[Entries from a page text collection]
━━━━━━━━━━

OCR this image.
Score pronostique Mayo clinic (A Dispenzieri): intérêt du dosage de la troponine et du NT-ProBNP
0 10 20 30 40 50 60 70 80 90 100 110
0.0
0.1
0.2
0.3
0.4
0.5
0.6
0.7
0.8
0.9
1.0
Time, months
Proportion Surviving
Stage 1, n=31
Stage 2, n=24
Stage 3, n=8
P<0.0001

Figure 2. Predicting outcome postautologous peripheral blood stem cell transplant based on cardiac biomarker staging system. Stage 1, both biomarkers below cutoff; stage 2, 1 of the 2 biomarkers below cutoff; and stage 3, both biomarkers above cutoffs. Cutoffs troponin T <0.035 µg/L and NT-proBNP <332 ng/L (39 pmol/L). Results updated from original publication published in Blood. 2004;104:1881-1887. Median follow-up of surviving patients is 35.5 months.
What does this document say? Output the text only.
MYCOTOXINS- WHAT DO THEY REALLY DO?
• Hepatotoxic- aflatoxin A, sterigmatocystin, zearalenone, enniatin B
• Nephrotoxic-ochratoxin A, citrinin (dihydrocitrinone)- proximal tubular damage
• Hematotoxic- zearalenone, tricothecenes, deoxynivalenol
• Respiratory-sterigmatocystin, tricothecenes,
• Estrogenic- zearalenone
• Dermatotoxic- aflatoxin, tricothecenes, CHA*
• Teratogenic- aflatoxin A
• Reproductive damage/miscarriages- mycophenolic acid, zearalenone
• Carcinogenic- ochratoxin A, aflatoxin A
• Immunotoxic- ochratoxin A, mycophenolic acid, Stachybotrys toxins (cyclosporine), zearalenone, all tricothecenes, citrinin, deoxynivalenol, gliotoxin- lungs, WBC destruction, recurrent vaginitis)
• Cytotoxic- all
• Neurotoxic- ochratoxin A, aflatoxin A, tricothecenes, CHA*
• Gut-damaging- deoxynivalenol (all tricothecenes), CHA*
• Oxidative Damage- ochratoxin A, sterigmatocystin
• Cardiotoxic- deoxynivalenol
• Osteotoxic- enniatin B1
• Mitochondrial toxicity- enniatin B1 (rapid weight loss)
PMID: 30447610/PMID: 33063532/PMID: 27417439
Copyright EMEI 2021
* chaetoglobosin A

━━━━━━━━━━

Problem to solve - Show a copy of each line from the data that includes the word "citrinin".

Finished exercise -
• Nephrotoxic-ochratoxin A, citrinin (dihydrocitrinone)- proximal tubular damage
• Immunotoxic- ochratoxin A, mycophenolic acid, Stachybotrys toxins (cyclosporine), zearalenone, all tricothecenes, citrinin, deoxynivalenol, gliotoxin- lungs, WBC destruction, recurrent vaginitis)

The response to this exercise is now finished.